-- DATA LISTING start --

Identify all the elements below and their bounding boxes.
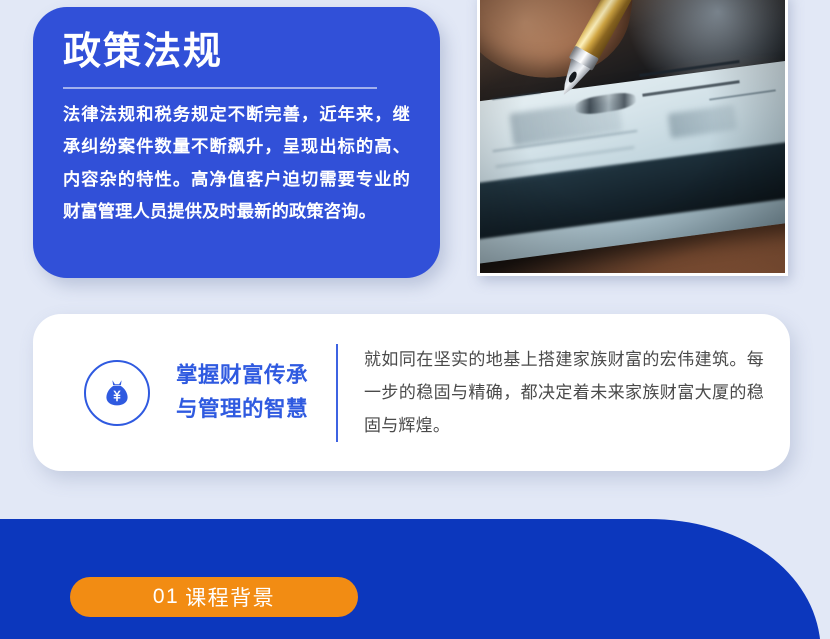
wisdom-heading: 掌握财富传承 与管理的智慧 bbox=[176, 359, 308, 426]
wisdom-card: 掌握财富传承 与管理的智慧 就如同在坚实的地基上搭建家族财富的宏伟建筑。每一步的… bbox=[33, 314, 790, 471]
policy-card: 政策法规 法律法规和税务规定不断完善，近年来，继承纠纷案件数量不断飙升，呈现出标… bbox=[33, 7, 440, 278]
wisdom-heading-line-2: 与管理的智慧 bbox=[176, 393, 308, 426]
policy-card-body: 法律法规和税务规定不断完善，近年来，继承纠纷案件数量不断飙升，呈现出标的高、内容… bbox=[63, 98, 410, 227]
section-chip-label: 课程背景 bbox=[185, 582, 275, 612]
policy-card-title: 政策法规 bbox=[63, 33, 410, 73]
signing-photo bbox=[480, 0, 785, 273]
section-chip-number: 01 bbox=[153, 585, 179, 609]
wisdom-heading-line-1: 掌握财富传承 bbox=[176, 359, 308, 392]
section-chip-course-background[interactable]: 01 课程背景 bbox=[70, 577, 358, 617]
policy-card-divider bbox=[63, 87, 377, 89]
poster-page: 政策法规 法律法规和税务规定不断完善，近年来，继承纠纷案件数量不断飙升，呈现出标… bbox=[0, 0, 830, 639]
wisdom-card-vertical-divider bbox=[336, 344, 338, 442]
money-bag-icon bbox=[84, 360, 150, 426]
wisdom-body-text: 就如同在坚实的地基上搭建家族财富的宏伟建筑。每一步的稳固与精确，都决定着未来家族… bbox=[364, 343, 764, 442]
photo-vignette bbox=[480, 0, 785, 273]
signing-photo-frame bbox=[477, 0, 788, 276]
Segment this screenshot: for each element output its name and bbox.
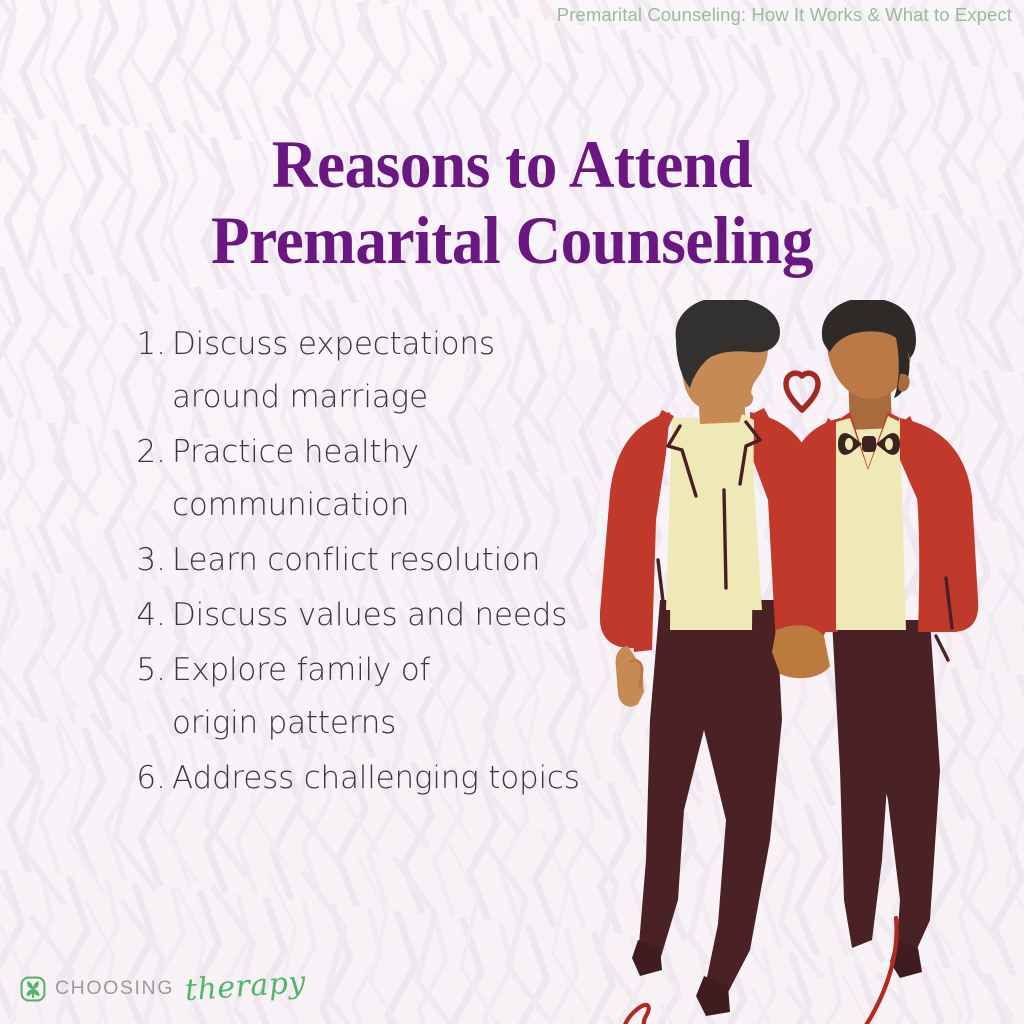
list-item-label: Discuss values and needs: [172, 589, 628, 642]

-- DATA LISTING end --

» **WHAT IS EXPECTED**: Can you repeat every line of the material above word for word, leaving the pictures out?

» **FULL SOLUTION**:
Identify all the elements below and their bounding boxes.
wisdom-heading: 掌握财富传承 与管理的智慧 bbox=[176, 359, 308, 426]
wisdom-card: 掌握财富传承 与管理的智慧 就如同在坚实的地基上搭建家族财富的宏伟建筑。每一步的… bbox=[33, 314, 790, 471]
policy-card: 政策法规 法律法规和税务规定不断完善，近年来，继承纠纷案件数量不断飙升，呈现出标… bbox=[33, 7, 440, 278]
wisdom-heading-line-2: 与管理的智慧 bbox=[176, 393, 308, 426]
policy-card-body: 法律法规和税务规定不断完善，近年来，继承纠纷案件数量不断飙升，呈现出标的高、内容… bbox=[63, 98, 410, 227]
section-chip-label: 课程背景 bbox=[185, 582, 275, 612]
policy-card-title: 政策法规 bbox=[63, 33, 410, 73]
signing-photo bbox=[480, 0, 785, 273]
section-chip-number: 01 bbox=[153, 585, 179, 609]
wisdom-heading-line-1: 掌握财富传承 bbox=[176, 359, 308, 392]
section-chip-course-background[interactable]: 01 课程背景 bbox=[70, 577, 358, 617]
policy-card-divider bbox=[63, 87, 377, 89]
poster-page: 政策法规 法律法规和税务规定不断完善，近年来，继承纠纷案件数量不断飙升，呈现出标… bbox=[0, 0, 830, 639]
wisdom-card-vertical-divider bbox=[336, 344, 338, 442]
money-bag-icon bbox=[84, 360, 150, 426]
wisdom-body-text: 就如同在坚实的地基上搭建家族财富的宏伟建筑。每一步的稳固与精确，都决定着未来家族… bbox=[364, 343, 764, 442]
photo-vignette bbox=[480, 0, 785, 273]
signing-photo-frame bbox=[477, 0, 788, 276]
Segment this screenshot: for each element output its name and bbox.
list-item-label: Discuss values and needs: [172, 589, 628, 642]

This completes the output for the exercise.